-- start of Data shown --

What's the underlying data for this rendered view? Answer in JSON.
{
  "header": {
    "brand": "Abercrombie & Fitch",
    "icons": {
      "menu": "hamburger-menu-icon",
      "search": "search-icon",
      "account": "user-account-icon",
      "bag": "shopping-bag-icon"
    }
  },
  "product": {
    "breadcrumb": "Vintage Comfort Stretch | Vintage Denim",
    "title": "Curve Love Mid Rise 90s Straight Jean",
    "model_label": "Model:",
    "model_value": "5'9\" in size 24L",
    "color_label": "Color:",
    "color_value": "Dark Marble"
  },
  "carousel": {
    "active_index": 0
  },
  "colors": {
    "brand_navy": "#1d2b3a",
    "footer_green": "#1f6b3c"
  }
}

-- end of Data shown --

▸ **What to produce**: Your task is to reproduce the whole listing exactly.

▸ **Full answer**:
What's the underlying data for this rendered view? Answer in JSON.
{
  "header": {
    "brand": "Abercrombie & Fitch",
    "icons": {
      "menu": "hamburger-menu-icon",
      "search": "search-icon",
      "account": "user-account-icon",
      "bag": "shopping-bag-icon"
    }
  },
  "product": {
    "breadcrumb": "Vintage Comfort Stretch | Vintage Denim",
    "title": "Curve Love Mid Rise 90s Straight Jean",
    "model_label": "Model:",
    "model_value": "5'9\" in size 24L",
    "color_label": "Color:",
    "color_value": "Dark Marble"
  },
  "carousel": {
    "active_index": 0
  },
  "colors": {
    "brand_navy": "#1d2b3a",
    "footer_green": "#1f6b3c"
  }
}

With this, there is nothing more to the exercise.